═════ Supplied entries ═════
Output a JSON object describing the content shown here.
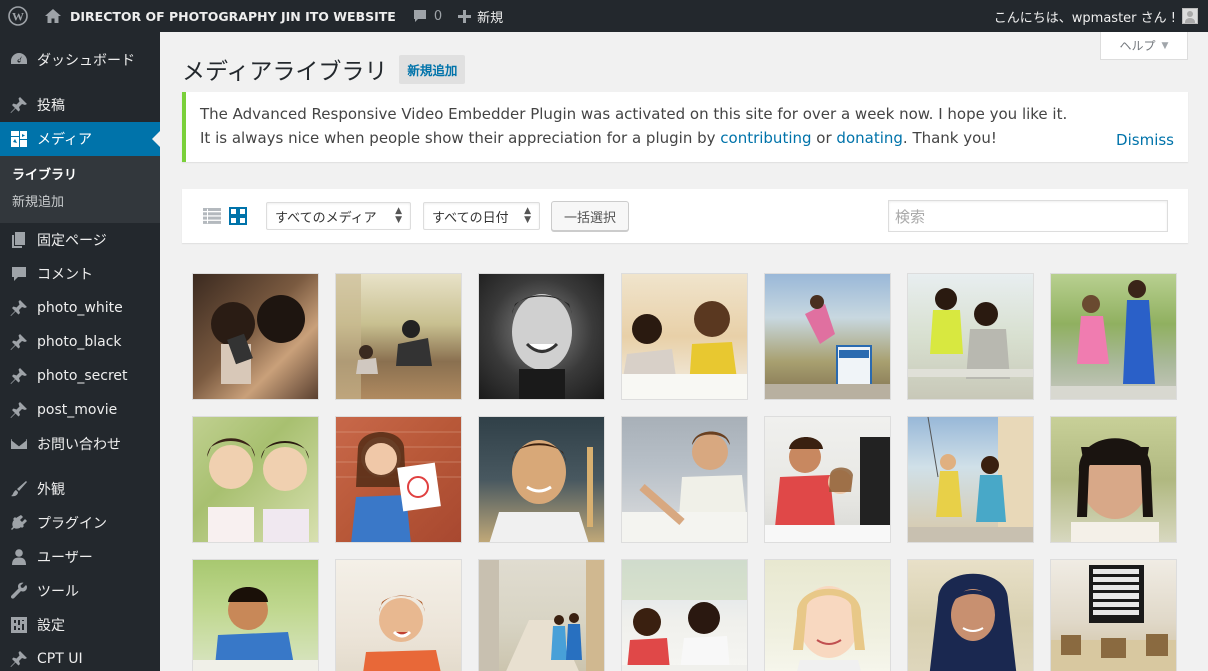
{
  "adminbar": {
    "site_name": "DIRECTOR OF PHOTOGRAPHY JIN ITO WEBSITE",
    "comments_count": "0",
    "new_label": "新規",
    "greeting": "こんにちは、wpmaster さん !"
  },
  "sidebar": {
    "items": [
      {
        "label": "ダッシュボード",
        "icon": "dashboard-icon"
      },
      {
        "label": "投稿",
        "icon": "pin-icon"
      },
      {
        "label": "メディア",
        "icon": "media-icon"
      },
      {
        "label": "固定ページ",
        "icon": "page-icon"
      },
      {
        "label": "コメント",
        "icon": "comment-icon"
      },
      {
        "label": "photo_white",
        "icon": "pin-icon"
      },
      {
        "label": "photo_black",
        "icon": "pin-icon"
      },
      {
        "label": "photo_secret",
        "icon": "pin-icon"
      },
      {
        "label": "post_movie",
        "icon": "pin-icon"
      },
      {
        "label": "お問い合わせ",
        "icon": "mail-icon"
      },
      {
        "label": "外観",
        "icon": "brush-icon"
      },
      {
        "label": "プラグイン",
        "icon": "plugin-icon"
      },
      {
        "label": "ユーザー",
        "icon": "user-icon"
      },
      {
        "label": "ツール",
        "icon": "wrench-icon"
      },
      {
        "label": "設定",
        "icon": "settings-icon"
      },
      {
        "label": "CPT UI",
        "icon": "pin-icon"
      }
    ],
    "media_submenu": [
      "ライブラリ",
      "新規追加"
    ]
  },
  "help_tab": "ヘルプ",
  "page": {
    "title": "メディアライブラリ",
    "add_new": "新規追加"
  },
  "notice": {
    "line1": "The Advanced Responsive Video Embedder Plugin was activated on this site for over a week now. I hope you like it.",
    "line2_pre": "It is always nice when people show their appreciation for a plugin by ",
    "link1": "contributing",
    "or": " or ",
    "link2": "donating",
    "line2_post": ". Thank you!",
    "dismiss": "Dismiss"
  },
  "toolbar": {
    "filter_type": "すべてのメディア",
    "filter_date": "すべての日付",
    "bulk_select": "一括選択",
    "search_placeholder": "検索"
  },
  "colors": {
    "adminbar": "#23282d",
    "active_menu": "#0073aa",
    "notice_border": "#7ad03a",
    "link": "#0073aa"
  }
}
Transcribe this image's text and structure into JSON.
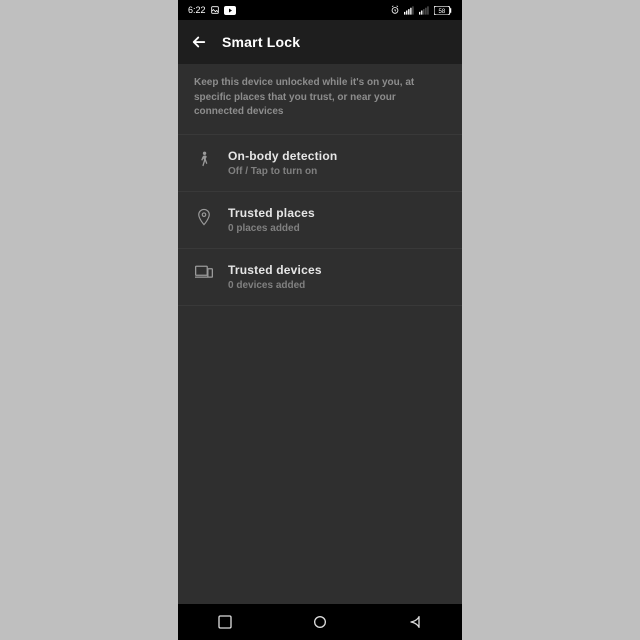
{
  "statusbar": {
    "time": "6:22"
  },
  "header": {
    "title": "Smart Lock"
  },
  "description": "Keep this device unlocked while it's on you, at specific places that you trust, or near your connected devices",
  "items": [
    {
      "title": "On-body detection",
      "subtitle": "Off / Tap to turn on"
    },
    {
      "title": "Trusted places",
      "subtitle": "0 places added"
    },
    {
      "title": "Trusted devices",
      "subtitle": "0 devices added"
    }
  ]
}
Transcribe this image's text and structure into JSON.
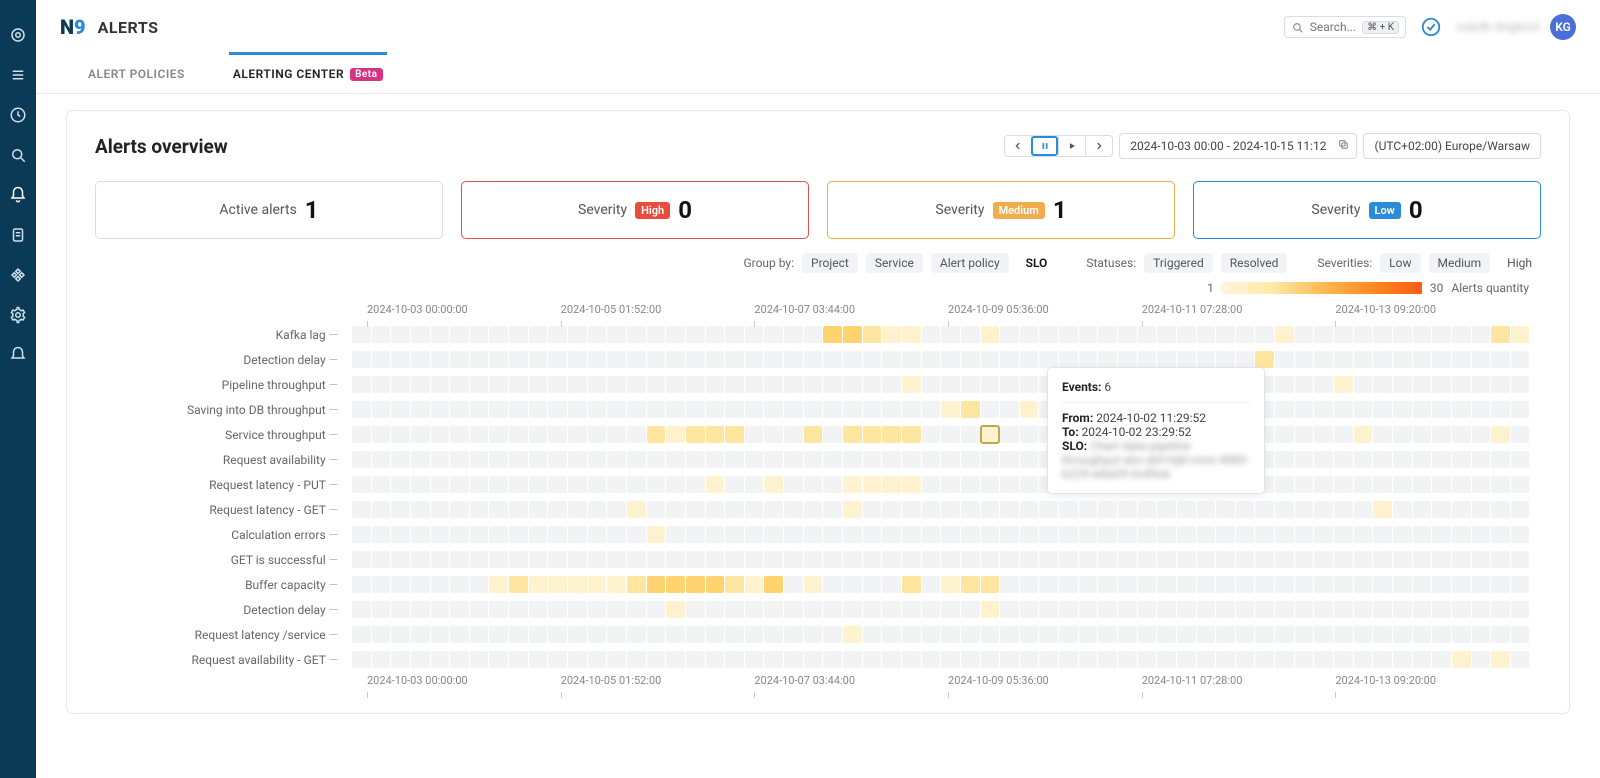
{
  "app": {
    "logo_prefix": "N",
    "logo_suffix": "9",
    "page_title": "ALERTS"
  },
  "topbar": {
    "search_label": "Search...",
    "search_kbd": "⌘ + K",
    "user_name": "nukdh dngknsl",
    "avatar_initials": "KG"
  },
  "tabs": {
    "policies": "ALERT POLICIES",
    "center": "ALERTING CENTER",
    "beta": "Beta"
  },
  "overview": {
    "title": "Alerts overview",
    "time_range": "2024-10-03 00:00 - 2024-10-15 11:12",
    "time_zone": "(UTC+02:00) Europe/Warsaw"
  },
  "kpi": {
    "active_label": "Active alerts",
    "active_count": "1",
    "severity_label": "Severity",
    "high_label": "High",
    "high_count": "0",
    "medium_label": "Medium",
    "medium_count": "1",
    "low_label": "Low",
    "low_count": "0"
  },
  "filters": {
    "group_by_label": "Group by:",
    "group_project": "Project",
    "group_service": "Service",
    "group_policy": "Alert policy",
    "group_slo": "SLO",
    "statuses_label": "Statuses:",
    "status_triggered": "Triggered",
    "status_resolved": "Resolved",
    "severities_label": "Severities:",
    "sev_low": "Low",
    "sev_med": "Medium",
    "sev_high": "High"
  },
  "legend": {
    "min": "1",
    "max": "30",
    "label": "Alerts quantity"
  },
  "chart_data": {
    "type": "heatmap",
    "xlabel": "",
    "ylabel": "",
    "x_ticks": [
      "2024-10-03 00:00:00",
      "2024-10-05 01:52:00",
      "2024-10-07 03:44:00",
      "2024-10-09 05:36:00",
      "2024-10-11 07:28:00",
      "2024-10-13 09:20:00"
    ],
    "y_categories": [
      "Kafka lag",
      "Detection delay",
      "Pipeline throughput",
      "Saving into DB throughput",
      "Service throughput",
      "Request availability",
      "Request latency - PUT",
      "Request latency - GET",
      "Calculation errors",
      "GET is successful",
      "Buffer capacity",
      "Detection delay",
      "Request latency /service",
      "Request availability - GET"
    ],
    "color_scale": {
      "min": 1,
      "max": 30
    },
    "rows": [
      {
        "name": "Kafka lag",
        "cells": [
          [
            24,
            6
          ],
          [
            25,
            5
          ],
          [
            26,
            2
          ],
          [
            27,
            1
          ],
          [
            28,
            1
          ],
          [
            32,
            1
          ],
          [
            47,
            1
          ],
          [
            58,
            2
          ],
          [
            59,
            1
          ]
        ]
      },
      {
        "name": "Detection delay",
        "cells": [
          [
            46,
            2
          ]
        ]
      },
      {
        "name": "Pipeline throughput",
        "cells": [
          [
            28,
            1
          ],
          [
            50,
            1
          ]
        ]
      },
      {
        "name": "Saving into DB throughput",
        "cells": [
          [
            30,
            1
          ],
          [
            31,
            2
          ],
          [
            34,
            1
          ],
          [
            38,
            1
          ]
        ]
      },
      {
        "name": "Service throughput",
        "cells": [
          [
            15,
            2
          ],
          [
            16,
            1
          ],
          [
            17,
            2
          ],
          [
            18,
            2
          ],
          [
            19,
            2
          ],
          [
            23,
            2
          ],
          [
            25,
            2
          ],
          [
            26,
            2
          ],
          [
            27,
            2
          ],
          [
            28,
            2
          ],
          [
            32,
            1
          ],
          [
            51,
            1
          ],
          [
            58,
            1
          ]
        ]
      },
      {
        "name": "Request availability",
        "cells": []
      },
      {
        "name": "Request latency - PUT",
        "cells": [
          [
            18,
            1
          ],
          [
            21,
            1
          ],
          [
            25,
            1
          ],
          [
            26,
            1
          ],
          [
            27,
            1
          ],
          [
            28,
            1
          ]
        ]
      },
      {
        "name": "Request latency - GET",
        "cells": [
          [
            14,
            1
          ],
          [
            25,
            1
          ],
          [
            52,
            1
          ]
        ]
      },
      {
        "name": "Calculation errors",
        "cells": [
          [
            15,
            1
          ]
        ]
      },
      {
        "name": "GET is successful",
        "cells": []
      },
      {
        "name": "Buffer capacity",
        "cells": [
          [
            7,
            1
          ],
          [
            8,
            2
          ],
          [
            9,
            1
          ],
          [
            10,
            1
          ],
          [
            11,
            1
          ],
          [
            12,
            1
          ],
          [
            13,
            1
          ],
          [
            14,
            2
          ],
          [
            15,
            5
          ],
          [
            16,
            5
          ],
          [
            17,
            4
          ],
          [
            18,
            4
          ],
          [
            19,
            3
          ],
          [
            20,
            1
          ],
          [
            21,
            4
          ],
          [
            23,
            1
          ],
          [
            28,
            3
          ],
          [
            30,
            1
          ],
          [
            31,
            2
          ],
          [
            32,
            2
          ]
        ]
      },
      {
        "name": "Detection delay",
        "cells": [
          [
            16,
            1
          ],
          [
            32,
            1
          ]
        ]
      },
      {
        "name": "Request latency /service",
        "cells": [
          [
            25,
            1
          ]
        ]
      },
      {
        "name": "Request availability - GET",
        "cells": [
          [
            56,
            1
          ],
          [
            58,
            1
          ]
        ]
      }
    ],
    "n_cols": 60,
    "highlight": {
      "row": 4,
      "col": 32
    }
  },
  "tooltip": {
    "events_label": "Events:",
    "events_value": "6",
    "from_label": "From:",
    "from_value": "2024-10-02 11:29:52",
    "to_label": "To:",
    "to_value": "2024-10-02 23:29:52",
    "slo_label": "SLO:",
    "slo_value": "Chart data pipeline throughput abc-def-hijkl-mno-4889-k229-wkb09-Ov89ck"
  }
}
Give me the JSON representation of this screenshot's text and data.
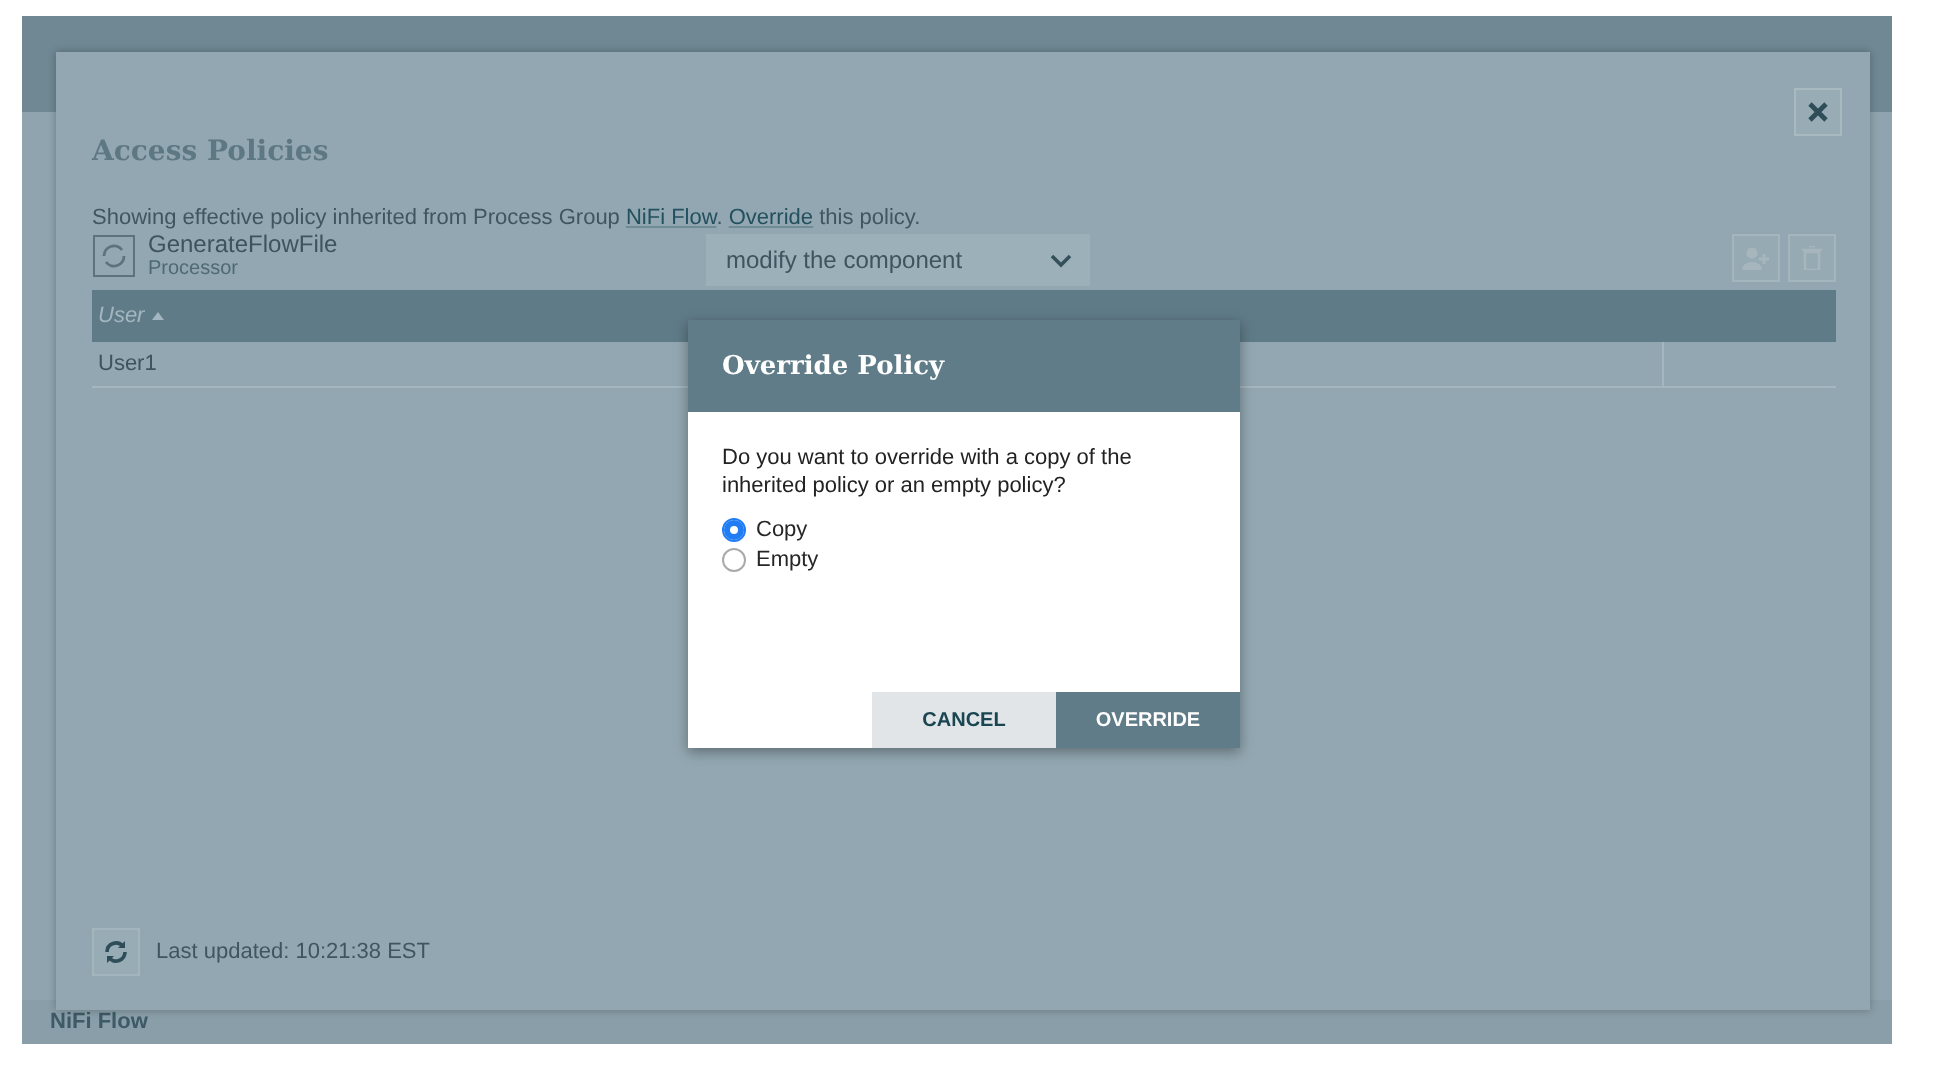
{
  "app": {
    "breadcrumb": "NiFi Flow"
  },
  "access_policies": {
    "title": "Access Policies",
    "notice": {
      "before": "Showing effective policy inherited from Process Group ",
      "group_link": "NiFi Flow",
      "middle": ". ",
      "override_link": "Override",
      "after": " this policy."
    },
    "component": {
      "name": "GenerateFlowFile",
      "type": "Processor"
    },
    "action": {
      "value": "modify the component"
    },
    "table": {
      "columns": [
        {
          "label": "User",
          "sort_ascending": true
        }
      ],
      "rows": [
        {
          "user": "User1"
        }
      ]
    },
    "last_updated": "Last updated: 10:21:38 EST"
  },
  "override_dialog": {
    "title": "Override Policy",
    "message": "Do you want to override with a copy of the inherited policy or an empty policy?",
    "options": [
      {
        "label": "Copy",
        "selected": true
      },
      {
        "label": "Empty",
        "selected": false
      }
    ],
    "buttons": [
      {
        "label": "CANCEL",
        "kind": "secondary"
      },
      {
        "label": "OVERRIDE",
        "kind": "primary"
      }
    ]
  }
}
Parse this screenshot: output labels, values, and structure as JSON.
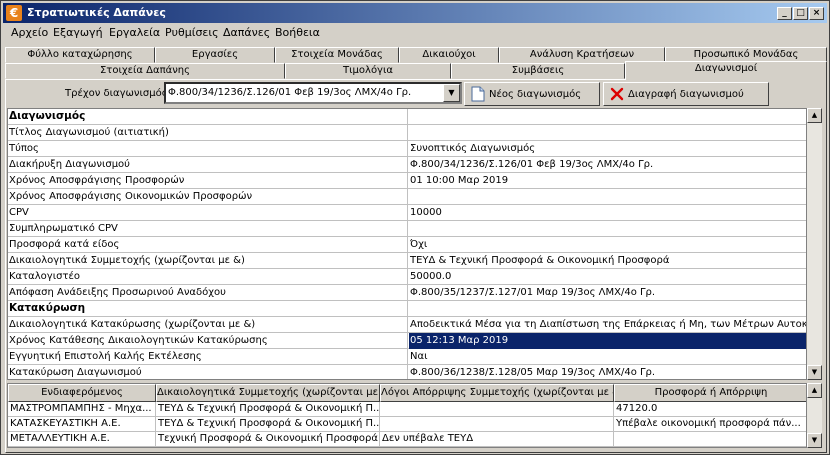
{
  "window": {
    "title": "Στρατιωτικές Δαπάνες",
    "icon": "€"
  },
  "menu": [
    "Αρχείο",
    "Εξαγωγή",
    "Εργαλεία",
    "Ρυθμίσεις",
    "Δαπάνες",
    "Βοήθεια"
  ],
  "tabs_row1": [
    "Φύλλο καταχώρησης",
    "Εργασίες",
    "Στοιχεία Μονάδας",
    "Δικαιούχοι",
    "Ανάλυση Κρατήσεων",
    "Προσωπικό Μονάδας"
  ],
  "tabs_row2": [
    "Στοιχεία Δαπάνης",
    "Τιμολόγια",
    "Συμβάσεις",
    "Διαγωνισμοί"
  ],
  "active_tab": "Διαγωνισμοί",
  "current": {
    "label": "Τρέχον διαγωνισμός:",
    "value": "Φ.800/34/1236/Σ.126/01 Φεβ 19/3ος ΛΜΧ/4ο Γρ."
  },
  "buttons": {
    "new": "Νέος διαγωνισμός",
    "delete": "Διαγραφή διαγωνισμού"
  },
  "properties": [
    {
      "section": true,
      "name": "Διαγωνισμός",
      "value": ""
    },
    {
      "name": "Τίτλος Διαγωνισμού (αιτιατική)",
      "value": ""
    },
    {
      "name": "Τύπος",
      "value": "Συνοπτικός Διαγωνισμός"
    },
    {
      "name": "Διακήρυξη Διαγωνισμού",
      "value": "Φ.800/34/1236/Σ.126/01 Φεβ 19/3ος ΛΜΧ/4ο Γρ."
    },
    {
      "name": "Χρόνος Αποσφράγισης Προσφορών",
      "value": "01 10:00 Μαρ 2019"
    },
    {
      "name": "Χρόνος Αποσφράγισης Οικονομικών Προσφορών",
      "value": ""
    },
    {
      "name": "CPV",
      "value": "10000"
    },
    {
      "name": "Συμπληρωματικό CPV",
      "value": ""
    },
    {
      "name": "Προσφορά κατά είδος",
      "value": "Όχι"
    },
    {
      "name": "Δικαιολογητικά Συμμετοχής (χωρίζονται με &)",
      "value": "ΤΕΥΔ & Τεχνική Προσφορά & Οικονομική Προσφορά"
    },
    {
      "name": "Καταλογιστέο",
      "value": "50000.0"
    },
    {
      "name": "Απόφαση Ανάδειξης Προσωρινού Αναδόχου",
      "value": "Φ.800/35/1237/Σ.127/01 Μαρ 19/3ος ΛΜΧ/4ο Γρ."
    },
    {
      "section": true,
      "name": "Κατακύρωση",
      "value": ""
    },
    {
      "name": "Δικαιολογητικά Κατακύρωσης (χωρίζονται με &)",
      "value": "Αποδεικτικά Μέσα για τη Διαπίστωση της Επάρκειας ή Μη, των Μέτρων Αυτοκάθ..."
    },
    {
      "name": "Χρόνος Κατάθεσης Δικαιολογητικών Κατακύρωσης",
      "value": "05 12:13 Μαρ 2019",
      "selected": true
    },
    {
      "name": "Εγγυητική Επιστολή Καλής Εκτέλεσης",
      "value": "Ναι"
    },
    {
      "name": "Κατακύρωση Διαγωνισμού",
      "value": "Φ.800/36/1238/Σ.128/05 Μαρ 19/3ος ΛΜΧ/4ο Γρ."
    }
  ],
  "bidders": {
    "columns": [
      "Ενδιαφερόμενος",
      "Δικαιολογητικά Συμμετοχής (χωρίζονται με &)",
      "Λόγοι Απόρριψης Συμμετοχής (χωρίζονται με &)",
      "Προσφορά ή Απόρριψη"
    ],
    "rows": [
      [
        "ΜΑΣΤΡΟΜΠΑΜΠΗΣ - Μηχα...",
        "ΤΕΥΔ & Τεχνική Προσφορά & Οικονομική Π...",
        "",
        "47120.0"
      ],
      [
        "ΚΑΤΑΣΚΕΥΑΣΤΙΚΗ Α.Ε.",
        "ΤΕΥΔ & Τεχνική Προσφορά & Οικονομική Π...",
        "",
        "Υπέβαλε οικονομική προσφορά πάν..."
      ],
      [
        "ΜΕΤΑΛΛΕΥΤΙΚΗ Α.Ε.",
        "Τεχνική Προσφορά & Οικονομική Προσφορά",
        "Δεν υπέβαλε ΤΕΥΔ",
        ""
      ]
    ]
  }
}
═════
The problem >> Locate each line with the word "Buffer" and copy it.

Result of the task >>
      "Buffer capacity",
        "name": "Buffer capacity",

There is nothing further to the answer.